Find the word "diameters" in the material below and gather every line that contains it.

[Raw records]
● ● ● ● ● ● ●

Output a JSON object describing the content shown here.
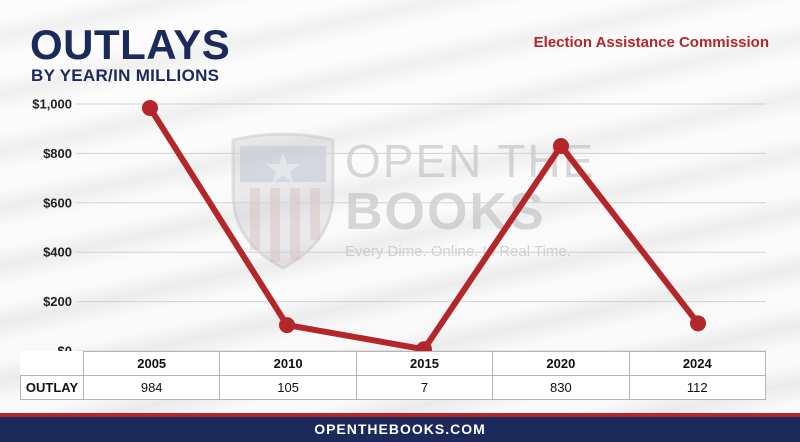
{
  "header": {
    "title": "OUTLAYS",
    "subtitle": "BY YEAR/IN MILLIONS",
    "agency": "Election Assistance Commission"
  },
  "watermark": {
    "line1": "OPEN THE",
    "line2": "BOOKS",
    "tagline": "Every Dime. Online. In Real Time."
  },
  "chart_data": {
    "type": "line",
    "title": "OUTLAYS",
    "subtitle": "BY YEAR/IN MILLIONS",
    "categories": [
      "2005",
      "2010",
      "2015",
      "2020",
      "2024"
    ],
    "series": [
      {
        "name": "OUTLAY",
        "values": [
          984,
          105,
          7,
          830,
          112
        ]
      }
    ],
    "y_ticks": [
      "$1,000",
      "$800",
      "$600",
      "$400",
      "$200",
      "$0"
    ],
    "ylim": [
      0,
      1000
    ],
    "xlabel": "",
    "ylabel": "",
    "grid": true,
    "line_color": "#b3262a"
  },
  "table": {
    "row_label": "OUTLAY",
    "headers": [
      "2005",
      "2010",
      "2015",
      "2020",
      "2024"
    ],
    "values": [
      "984",
      "105",
      "7",
      "830",
      "112"
    ]
  },
  "footer": {
    "text": "OPENTHEBOOKS.COM"
  }
}
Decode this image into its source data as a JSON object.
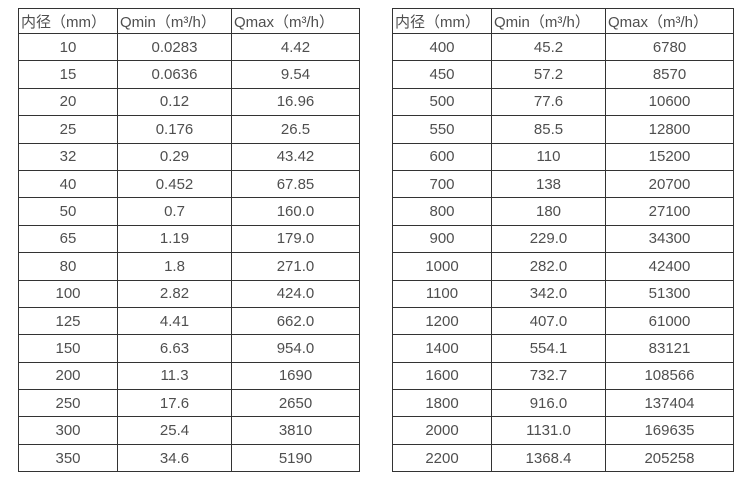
{
  "page": {
    "background_color": "#ffffff",
    "border_color": "#333333",
    "text_color": "#4f4f4f"
  },
  "tables": [
    {
      "name": "flow-rate-table-small-diameters",
      "headers": [
        "内径（mm）",
        "Qmin（m³/h）",
        "Qmax（m³/h）"
      ],
      "rows": [
        [
          "10",
          "0.0283",
          "4.42"
        ],
        [
          "15",
          "0.0636",
          "9.54"
        ],
        [
          "20",
          "0.12",
          "16.96"
        ],
        [
          "25",
          "0.176",
          "26.5"
        ],
        [
          "32",
          "0.29",
          "43.42"
        ],
        [
          "40",
          "0.452",
          "67.85"
        ],
        [
          "50",
          "0.7",
          "160.0"
        ],
        [
          "65",
          "1.19",
          "179.0"
        ],
        [
          "80",
          "1.8",
          "271.0"
        ],
        [
          "100",
          "2.82",
          "424.0"
        ],
        [
          "125",
          "4.41",
          "662.0"
        ],
        [
          "150",
          "6.63",
          "954.0"
        ],
        [
          "200",
          "11.3",
          "1690"
        ],
        [
          "250",
          "17.6",
          "2650"
        ],
        [
          "300",
          "25.4",
          "3810"
        ],
        [
          "350",
          "34.6",
          "5190"
        ]
      ]
    },
    {
      "name": "flow-rate-table-large-diameters",
      "headers": [
        "内径（mm）",
        "Qmin（m³/h）",
        "Qmax（m³/h）"
      ],
      "rows": [
        [
          "400",
          "45.2",
          "6780"
        ],
        [
          "450",
          "57.2",
          "8570"
        ],
        [
          "500",
          "77.6",
          "10600"
        ],
        [
          "550",
          "85.5",
          "12800"
        ],
        [
          "600",
          "110",
          "15200"
        ],
        [
          "700",
          "138",
          "20700"
        ],
        [
          "800",
          "180",
          "27100"
        ],
        [
          "900",
          "229.0",
          "34300"
        ],
        [
          "1000",
          "282.0",
          "42400"
        ],
        [
          "1100",
          "342.0",
          "51300"
        ],
        [
          "1200",
          "407.0",
          "61000"
        ],
        [
          "1400",
          "554.1",
          "83121"
        ],
        [
          "1600",
          "732.7",
          "108566"
        ],
        [
          "1800",
          "916.0",
          "137404"
        ],
        [
          "2000",
          "1131.0",
          "169635"
        ],
        [
          "2200",
          "1368.4",
          "205258"
        ]
      ]
    }
  ]
}
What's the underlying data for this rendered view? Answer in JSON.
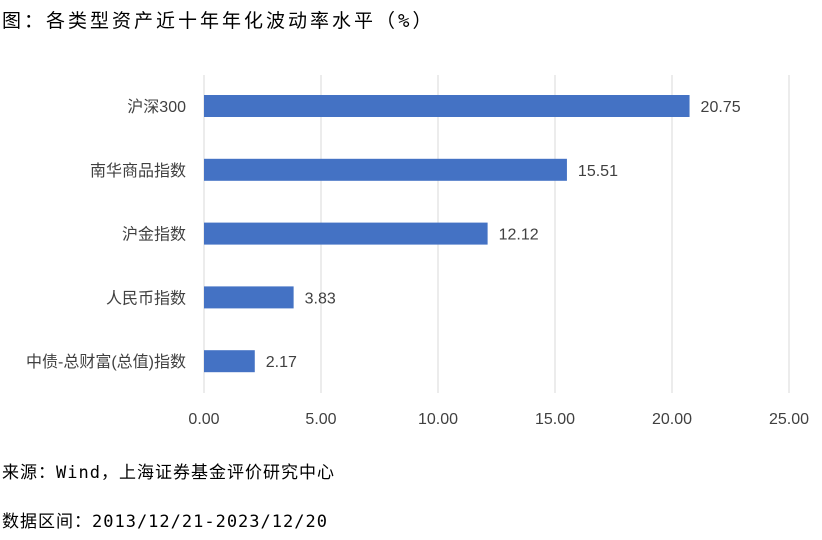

● ● ● ● ● ● ●

**Exercise solution**
      "name": "flow-rate-table-small-diameters",
      "name": "flow-rate-table-large-diameters",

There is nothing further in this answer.